PROBLEM TO WORK ON> Set the following entries down again exactly, line by line.

TASK DATA>

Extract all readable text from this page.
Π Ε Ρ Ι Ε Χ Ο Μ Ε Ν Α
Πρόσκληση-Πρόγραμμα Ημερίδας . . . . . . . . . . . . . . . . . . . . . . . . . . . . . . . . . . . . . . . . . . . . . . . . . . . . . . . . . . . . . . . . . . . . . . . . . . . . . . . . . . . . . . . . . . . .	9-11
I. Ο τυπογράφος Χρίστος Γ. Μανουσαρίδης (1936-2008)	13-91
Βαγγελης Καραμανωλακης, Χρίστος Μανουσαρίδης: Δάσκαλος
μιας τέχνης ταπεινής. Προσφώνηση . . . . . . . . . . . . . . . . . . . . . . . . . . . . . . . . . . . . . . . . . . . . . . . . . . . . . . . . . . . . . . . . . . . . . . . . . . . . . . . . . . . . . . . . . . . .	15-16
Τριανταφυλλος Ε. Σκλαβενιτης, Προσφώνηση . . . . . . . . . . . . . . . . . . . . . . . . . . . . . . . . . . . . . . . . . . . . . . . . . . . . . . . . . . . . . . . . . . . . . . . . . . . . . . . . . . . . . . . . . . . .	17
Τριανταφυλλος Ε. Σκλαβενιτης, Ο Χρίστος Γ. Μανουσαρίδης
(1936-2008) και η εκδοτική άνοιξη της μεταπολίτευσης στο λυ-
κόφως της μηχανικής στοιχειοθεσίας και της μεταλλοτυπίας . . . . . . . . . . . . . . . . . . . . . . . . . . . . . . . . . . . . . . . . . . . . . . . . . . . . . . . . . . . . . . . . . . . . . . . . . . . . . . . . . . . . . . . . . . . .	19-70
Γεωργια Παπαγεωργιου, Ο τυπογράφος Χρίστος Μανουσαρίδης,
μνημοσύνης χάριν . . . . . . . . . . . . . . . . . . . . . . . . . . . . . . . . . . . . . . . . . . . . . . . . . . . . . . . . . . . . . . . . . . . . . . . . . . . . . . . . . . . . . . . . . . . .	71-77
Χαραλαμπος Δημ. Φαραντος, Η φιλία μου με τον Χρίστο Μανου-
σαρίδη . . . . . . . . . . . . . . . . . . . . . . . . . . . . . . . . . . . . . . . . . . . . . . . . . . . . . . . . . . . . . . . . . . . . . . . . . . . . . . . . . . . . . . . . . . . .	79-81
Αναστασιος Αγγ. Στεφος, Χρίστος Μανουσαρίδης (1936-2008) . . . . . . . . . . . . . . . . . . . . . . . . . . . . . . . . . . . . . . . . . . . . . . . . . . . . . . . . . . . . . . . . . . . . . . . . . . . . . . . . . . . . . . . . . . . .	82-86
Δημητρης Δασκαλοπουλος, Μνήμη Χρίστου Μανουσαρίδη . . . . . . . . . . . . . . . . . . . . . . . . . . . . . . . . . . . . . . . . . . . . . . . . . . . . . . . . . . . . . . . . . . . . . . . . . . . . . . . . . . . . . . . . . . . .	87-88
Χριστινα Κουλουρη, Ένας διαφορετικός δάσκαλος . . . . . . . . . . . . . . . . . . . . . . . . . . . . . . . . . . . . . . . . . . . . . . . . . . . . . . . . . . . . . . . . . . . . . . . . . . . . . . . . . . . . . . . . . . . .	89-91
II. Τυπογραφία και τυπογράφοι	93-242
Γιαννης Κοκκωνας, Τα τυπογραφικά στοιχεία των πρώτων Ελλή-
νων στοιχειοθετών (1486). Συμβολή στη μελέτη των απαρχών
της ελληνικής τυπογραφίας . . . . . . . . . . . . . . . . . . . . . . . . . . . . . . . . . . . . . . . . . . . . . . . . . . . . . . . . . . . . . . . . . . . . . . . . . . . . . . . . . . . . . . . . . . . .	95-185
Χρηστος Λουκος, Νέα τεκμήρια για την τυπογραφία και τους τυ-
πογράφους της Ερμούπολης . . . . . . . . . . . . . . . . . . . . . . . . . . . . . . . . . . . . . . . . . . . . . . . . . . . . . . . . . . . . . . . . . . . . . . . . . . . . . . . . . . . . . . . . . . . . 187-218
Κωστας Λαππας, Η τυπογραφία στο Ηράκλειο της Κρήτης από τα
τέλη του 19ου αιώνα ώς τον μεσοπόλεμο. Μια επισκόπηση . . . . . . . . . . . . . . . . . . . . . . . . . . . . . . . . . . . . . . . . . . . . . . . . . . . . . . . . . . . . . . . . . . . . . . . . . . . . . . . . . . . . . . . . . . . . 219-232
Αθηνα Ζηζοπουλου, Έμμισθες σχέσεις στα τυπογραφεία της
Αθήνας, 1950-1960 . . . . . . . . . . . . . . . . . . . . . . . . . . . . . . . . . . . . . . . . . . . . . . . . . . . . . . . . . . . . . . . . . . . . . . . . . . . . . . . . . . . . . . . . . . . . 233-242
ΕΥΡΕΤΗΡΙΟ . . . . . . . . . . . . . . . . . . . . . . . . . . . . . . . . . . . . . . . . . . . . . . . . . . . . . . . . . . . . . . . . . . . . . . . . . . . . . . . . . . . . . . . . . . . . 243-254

FULL SOLUTION>
Extract all readable text from this page.
Π Ε Ρ Ι Ε Χ Ο Μ Ε Ν Α
Πρόσκληση-Πρόγραμμα Ημερίδας . . . . . . . . . . . . . . . . . . . . . . . . . . . . . . . . . . . . . . . . . . . . . . . . . . . . . . . . . . . . . . . . . . . . . . . . . . . . . . . . . . . . . . . . . . . .	9-11
I. Ο τυπογράφος Χρίστος Γ. Μανουσαρίδης (1936-2008)	13-91
Βαγγελης Καραμανωλακης, Χρίστος Μανουσαρίδης: Δάσκαλος
μιας τέχνης ταπεινής. Προσφώνηση . . . . . . . . . . . . . . . . . . . . . . . . . . . . . . . . . . . . . . . . . . . . . . . . . . . . . . . . . . . . . . . . . . . . . . . . . . . . . . . . . . . . . . . . . . . .	15-16
Τριανταφυλλος Ε. Σκλαβενιτης, Προσφώνηση . . . . . . . . . . . . . . . . . . . . . . . . . . . . . . . . . . . . . . . . . . . . . . . . . . . . . . . . . . . . . . . . . . . . . . . . . . . . . . . . . . . . . . . . . . . .	17
Τριανταφυλλος Ε. Σκλαβενιτης, Ο Χρίστος Γ. Μανουσαρίδης
(1936-2008) και η εκδοτική άνοιξη της μεταπολίτευσης στο λυ-
κόφως της μηχανικής στοιχειοθεσίας και της μεταλλοτυπίας . . . . . . . . . . . . . . . . . . . . . . . . . . . . . . . . . . . . . . . . . . . . . . . . . . . . . . . . . . . . . . . . . . . . . . . . . . . . . . . . . . . . . . . . . . . .	19-70
Γεωργια Παπαγεωργιου, Ο τυπογράφος Χρίστος Μανουσαρίδης,
μνημοσύνης χάριν . . . . . . . . . . . . . . . . . . . . . . . . . . . . . . . . . . . . . . . . . . . . . . . . . . . . . . . . . . . . . . . . . . . . . . . . . . . . . . . . . . . . . . . . . . . .	71-77
Χαραλαμπος Δημ. Φαραντος, Η φιλία μου με τον Χρίστο Μανου-
σαρίδη . . . . . . . . . . . . . . . . . . . . . . . . . . . . . . . . . . . . . . . . . . . . . . . . . . . . . . . . . . . . . . . . . . . . . . . . . . . . . . . . . . . . . . . . . . . .	79-81
Αναστασιος Αγγ. Στεφος, Χρίστος Μανουσαρίδης (1936-2008) . . . . . . . . . . . . . . . . . . . . . . . . . . . . . . . . . . . . . . . . . . . . . . . . . . . . . . . . . . . . . . . . . . . . . . . . . . . . . . . . . . . . . . . . . . . .	82-86
Δημητρης Δασκαλοπουλος, Μνήμη Χρίστου Μανουσαρίδη . . . . . . . . . . . . . . . . . . . . . . . . . . . . . . . . . . . . . . . . . . . . . . . . . . . . . . . . . . . . . . . . . . . . . . . . . . . . . . . . . . . . . . . . . . . .	87-88
Χριστινα Κουλουρη, Ένας διαφορετικός δάσκαλος . . . . . . . . . . . . . . . . . . . . . . . . . . . . . . . . . . . . . . . . . . . . . . . . . . . . . . . . . . . . . . . . . . . . . . . . . . . . . . . . . . . . . . . . . . . .	89-91
II. Τυπογραφία και τυπογράφοι	93-242
Γιαννης Κοκκωνας, Τα τυπογραφικά στοιχεία των πρώτων Ελλή-
νων στοιχειοθετών (1486). Συμβολή στη μελέτη των απαρχών
της ελληνικής τυπογραφίας . . . . . . . . . . . . . . . . . . . . . . . . . . . . . . . . . . . . . . . . . . . . . . . . . . . . . . . . . . . . . . . . . . . . . . . . . . . . . . . . . . . . . . . . . . . .	95-185
Χρηστος Λουκος, Νέα τεκμήρια για την τυπογραφία και τους τυ-
πογράφους της Ερμούπολης . . . . . . . . . . . . . . . . . . . . . . . . . . . . . . . . . . . . . . . . . . . . . . . . . . . . . . . . . . . . . . . . . . . . . . . . . . . . . . . . . . . . . . . . . . . . 187-218
Κωστας Λαππας, Η τυπογραφία στο Ηράκλειο της Κρήτης από τα
τέλη του 19ου αιώνα ώς τον μεσοπόλεμο. Μια επισκόπηση . . . . . . . . . . . . . . . . . . . . . . . . . . . . . . . . . . . . . . . . . . . . . . . . . . . . . . . . . . . . . . . . . . . . . . . . . . . . . . . . . . . . . . . . . . . . 219-232
Αθηνα Ζηζοπουλου, Έμμισθες σχέσεις στα τυπογραφεία της
Αθήνας, 1950-1960 . . . . . . . . . . . . . . . . . . . . . . . . . . . . . . . . . . . . . . . . . . . . . . . . . . . . . . . . . . . . . . . . . . . . . . . . . . . . . . . . . . . . . . . . . . . . 233-242
ΕΥΡΕΤΗΡΙΟ . . . . . . . . . . . . . . . . . . . . . . . . . . . . . . . . . . . . . . . . . . . . . . . . . . . . . . . . . . . . . . . . . . . . . . . . . . . . . . . . . . . . . . . . . . . . 243-254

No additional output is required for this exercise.